* Start *

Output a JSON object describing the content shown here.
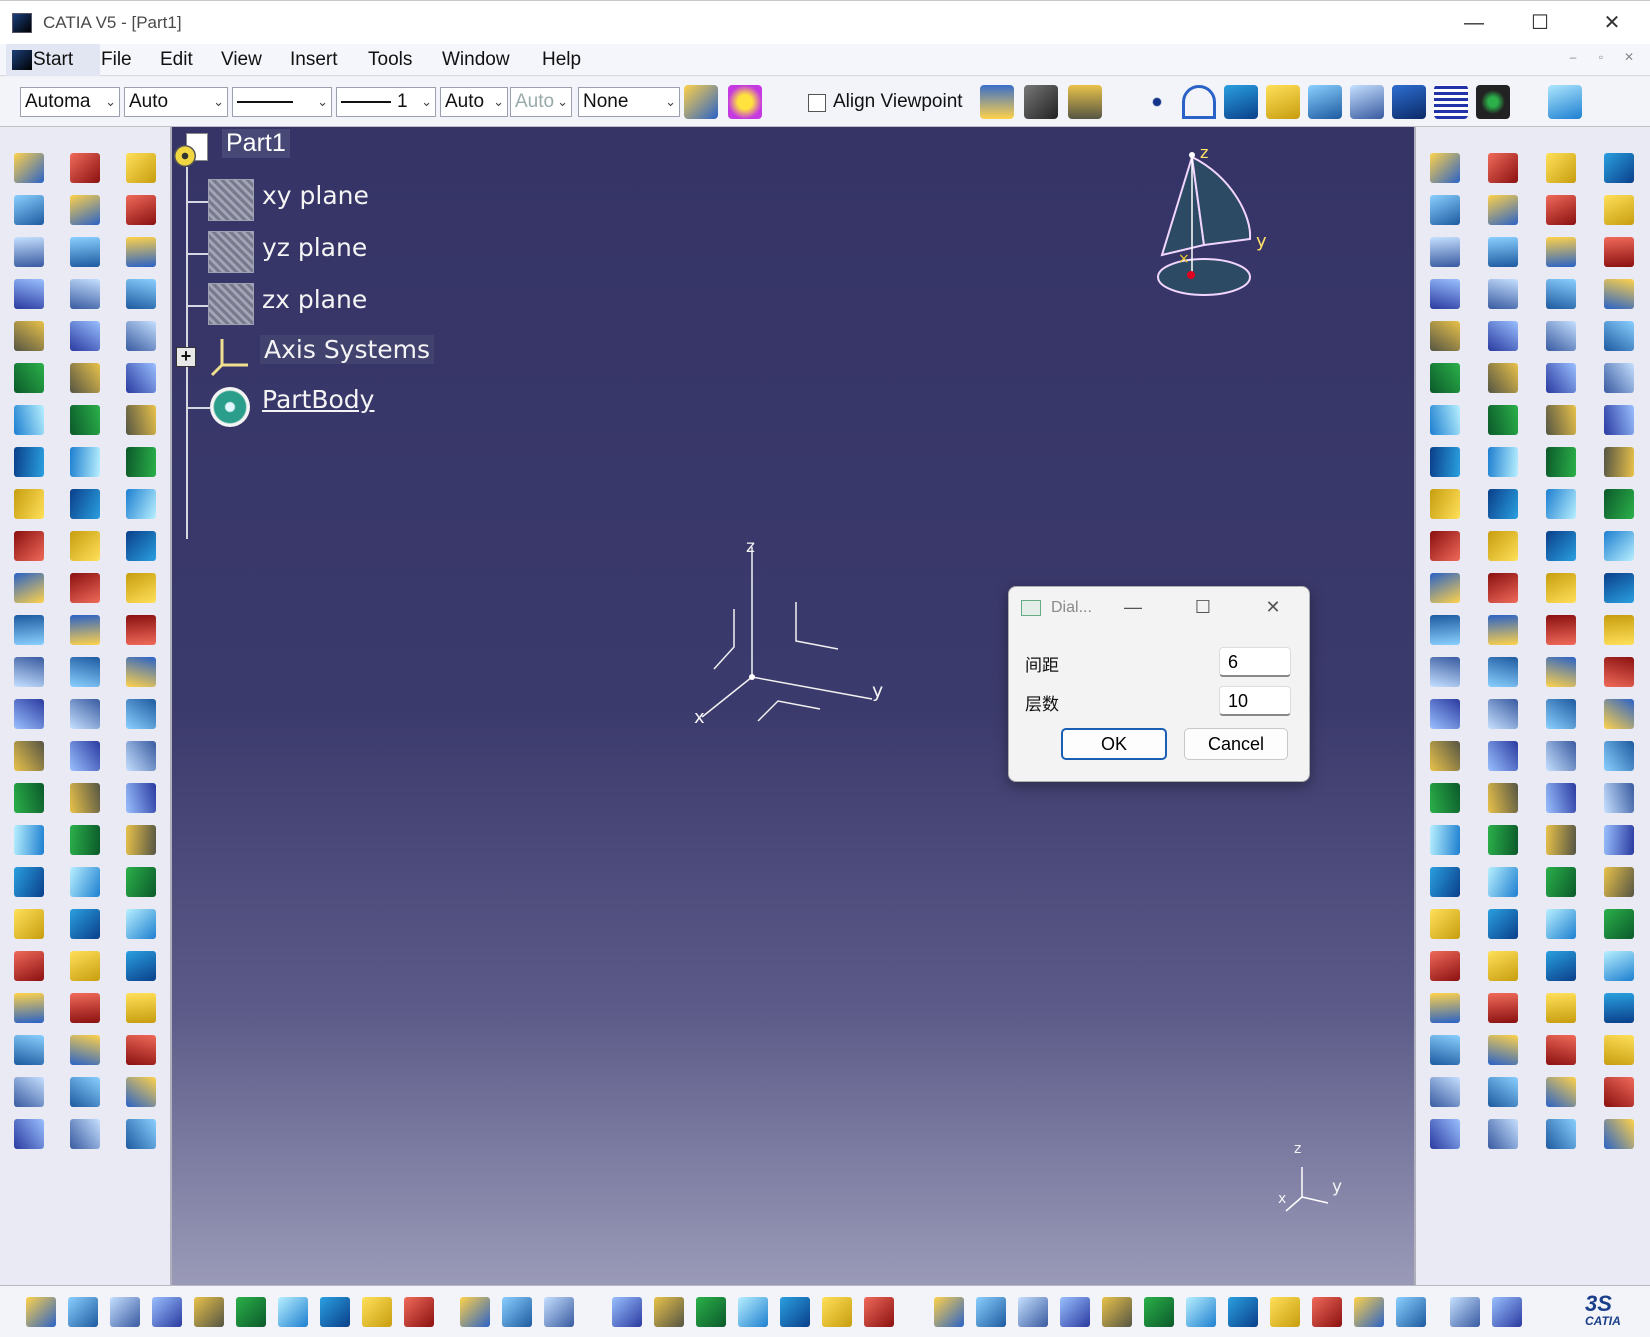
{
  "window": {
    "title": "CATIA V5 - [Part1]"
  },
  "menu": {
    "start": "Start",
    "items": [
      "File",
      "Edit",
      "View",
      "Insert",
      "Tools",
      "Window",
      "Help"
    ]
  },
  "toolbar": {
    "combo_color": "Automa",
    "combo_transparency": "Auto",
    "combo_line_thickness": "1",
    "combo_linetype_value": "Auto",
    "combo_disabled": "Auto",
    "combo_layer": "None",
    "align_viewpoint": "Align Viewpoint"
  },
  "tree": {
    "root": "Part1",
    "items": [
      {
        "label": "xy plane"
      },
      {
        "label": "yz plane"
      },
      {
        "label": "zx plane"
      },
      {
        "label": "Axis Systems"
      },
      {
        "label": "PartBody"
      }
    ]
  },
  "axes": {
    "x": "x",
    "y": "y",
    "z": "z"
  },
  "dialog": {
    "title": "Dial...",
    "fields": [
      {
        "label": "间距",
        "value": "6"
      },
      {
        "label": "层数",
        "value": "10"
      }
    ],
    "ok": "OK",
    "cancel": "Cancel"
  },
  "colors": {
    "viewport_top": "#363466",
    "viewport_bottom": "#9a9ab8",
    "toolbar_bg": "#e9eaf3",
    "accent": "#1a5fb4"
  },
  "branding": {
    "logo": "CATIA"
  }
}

* End *

Quote the data above in full and without alteration; skip the pictures.

Output a JSON object describing the content shown here.
{
  "window": {
    "title": "CATIA V5 - [Part1]"
  },
  "menu": {
    "start": "Start",
    "items": [
      "File",
      "Edit",
      "View",
      "Insert",
      "Tools",
      "Window",
      "Help"
    ]
  },
  "toolbar": {
    "combo_color": "Automa",
    "combo_transparency": "Auto",
    "combo_line_thickness": "1",
    "combo_linetype_value": "Auto",
    "combo_disabled": "Auto",
    "combo_layer": "None",
    "align_viewpoint": "Align Viewpoint"
  },
  "tree": {
    "root": "Part1",
    "items": [
      {
        "label": "xy plane"
      },
      {
        "label": "yz plane"
      },
      {
        "label": "zx plane"
      },
      {
        "label": "Axis Systems"
      },
      {
        "label": "PartBody"
      }
    ]
  },
  "axes": {
    "x": "x",
    "y": "y",
    "z": "z"
  },
  "dialog": {
    "title": "Dial...",
    "fields": [
      {
        "label": "间距",
        "value": "6"
      },
      {
        "label": "层数",
        "value": "10"
      }
    ],
    "ok": "OK",
    "cancel": "Cancel"
  },
  "colors": {
    "viewport_top": "#363466",
    "viewport_bottom": "#9a9ab8",
    "toolbar_bg": "#e9eaf3",
    "accent": "#1a5fb4"
  },
  "branding": {
    "logo": "CATIA"
  }
}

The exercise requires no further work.